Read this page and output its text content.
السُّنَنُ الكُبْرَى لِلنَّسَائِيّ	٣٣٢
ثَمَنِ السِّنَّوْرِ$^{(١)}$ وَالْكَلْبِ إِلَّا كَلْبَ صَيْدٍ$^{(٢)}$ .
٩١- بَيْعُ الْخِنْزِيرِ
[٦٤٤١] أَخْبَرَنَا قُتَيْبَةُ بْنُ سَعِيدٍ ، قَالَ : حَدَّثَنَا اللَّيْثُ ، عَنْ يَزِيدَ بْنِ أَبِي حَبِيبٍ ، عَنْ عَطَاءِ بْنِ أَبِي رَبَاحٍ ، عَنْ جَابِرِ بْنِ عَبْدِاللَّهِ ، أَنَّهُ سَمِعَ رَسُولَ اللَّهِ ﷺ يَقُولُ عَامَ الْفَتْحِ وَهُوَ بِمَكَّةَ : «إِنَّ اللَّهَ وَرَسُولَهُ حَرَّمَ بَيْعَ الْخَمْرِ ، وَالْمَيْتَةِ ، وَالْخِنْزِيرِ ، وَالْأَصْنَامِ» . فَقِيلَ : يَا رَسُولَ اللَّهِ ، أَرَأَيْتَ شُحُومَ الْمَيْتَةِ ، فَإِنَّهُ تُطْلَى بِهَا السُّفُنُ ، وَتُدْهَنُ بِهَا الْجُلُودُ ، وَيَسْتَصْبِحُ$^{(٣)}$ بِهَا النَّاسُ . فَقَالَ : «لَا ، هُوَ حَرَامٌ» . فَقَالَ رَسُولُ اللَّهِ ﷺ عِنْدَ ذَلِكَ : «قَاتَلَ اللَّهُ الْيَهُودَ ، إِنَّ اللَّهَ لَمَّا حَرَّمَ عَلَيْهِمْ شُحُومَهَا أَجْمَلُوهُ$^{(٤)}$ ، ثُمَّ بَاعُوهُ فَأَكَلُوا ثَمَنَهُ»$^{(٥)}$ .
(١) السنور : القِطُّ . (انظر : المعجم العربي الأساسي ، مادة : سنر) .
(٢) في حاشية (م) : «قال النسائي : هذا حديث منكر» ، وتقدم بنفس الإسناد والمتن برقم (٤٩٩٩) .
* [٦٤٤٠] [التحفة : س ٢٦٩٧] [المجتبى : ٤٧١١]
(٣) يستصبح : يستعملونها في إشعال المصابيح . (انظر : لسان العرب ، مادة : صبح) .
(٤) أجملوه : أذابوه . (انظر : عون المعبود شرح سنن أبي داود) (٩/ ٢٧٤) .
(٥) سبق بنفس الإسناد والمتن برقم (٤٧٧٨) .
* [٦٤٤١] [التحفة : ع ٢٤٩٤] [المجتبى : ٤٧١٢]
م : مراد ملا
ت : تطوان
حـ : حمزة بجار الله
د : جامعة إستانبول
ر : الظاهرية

:: What you are asked to do ::
Quote each line above in full, word for word.

:: Solution to the problem ::
Read this page and output its text content.
السُّنَنُ الكُبْرَى لِلنَّسَائِيّ	٣٣٢
ثَمَنِ السِّنَّوْرِ$^{(١)}$ وَالْكَلْبِ إِلَّا كَلْبَ صَيْدٍ$^{(٢)}$ .
٩١- بَيْعُ الْخِنْزِيرِ
[٦٤٤١] أَخْبَرَنَا قُتَيْبَةُ بْنُ سَعِيدٍ ، قَالَ : حَدَّثَنَا اللَّيْثُ ، عَنْ يَزِيدَ بْنِ أَبِي حَبِيبٍ ، عَنْ عَطَاءِ بْنِ أَبِي رَبَاحٍ ، عَنْ جَابِرِ بْنِ عَبْدِاللَّهِ ، أَنَّهُ سَمِعَ رَسُولَ اللَّهِ ﷺ يَقُولُ عَامَ الْفَتْحِ وَهُوَ بِمَكَّةَ : «إِنَّ اللَّهَ وَرَسُولَهُ حَرَّمَ بَيْعَ الْخَمْرِ ، وَالْمَيْتَةِ ، وَالْخِنْزِيرِ ، وَالْأَصْنَامِ» . فَقِيلَ : يَا رَسُولَ اللَّهِ ، أَرَأَيْتَ شُحُومَ الْمَيْتَةِ ، فَإِنَّهُ تُطْلَى بِهَا السُّفُنُ ، وَتُدْهَنُ بِهَا الْجُلُودُ ، وَيَسْتَصْبِحُ$^{(٣)}$ بِهَا النَّاسُ . فَقَالَ : «لَا ، هُوَ حَرَامٌ» . فَقَالَ رَسُولُ اللَّهِ ﷺ عِنْدَ ذَلِكَ : «قَاتَلَ اللَّهُ الْيَهُودَ ، إِنَّ اللَّهَ لَمَّا حَرَّمَ عَلَيْهِمْ شُحُومَهَا أَجْمَلُوهُ$^{(٤)}$ ، ثُمَّ بَاعُوهُ فَأَكَلُوا ثَمَنَهُ»$^{(٥)}$ .
(١) السنور : القِطُّ . (انظر : المعجم العربي الأساسي ، مادة : سنر) .
(٢) في حاشية (م) : «قال النسائي : هذا حديث منكر» ، وتقدم بنفس الإسناد والمتن برقم (٤٩٩٩) .
* [٦٤٤٠] [التحفة : س ٢٦٩٧] [المجتبى : ٤٧١١]
(٣) يستصبح : يستعملونها في إشعال المصابيح . (انظر : لسان العرب ، مادة : صبح) .
(٤) أجملوه : أذابوه . (انظر : عون المعبود شرح سنن أبي داود) (٩/ ٢٧٤) .
(٥) سبق بنفس الإسناد والمتن برقم (٤٧٧٨) .
* [٦٤٤١] [التحفة : ع ٢٤٩٤] [المجتبى : ٤٧١٢]
م : مراد ملا
ت : تطوان
حـ : حمزة بجار الله
د : جامعة إستانبول
ر : الظاهرية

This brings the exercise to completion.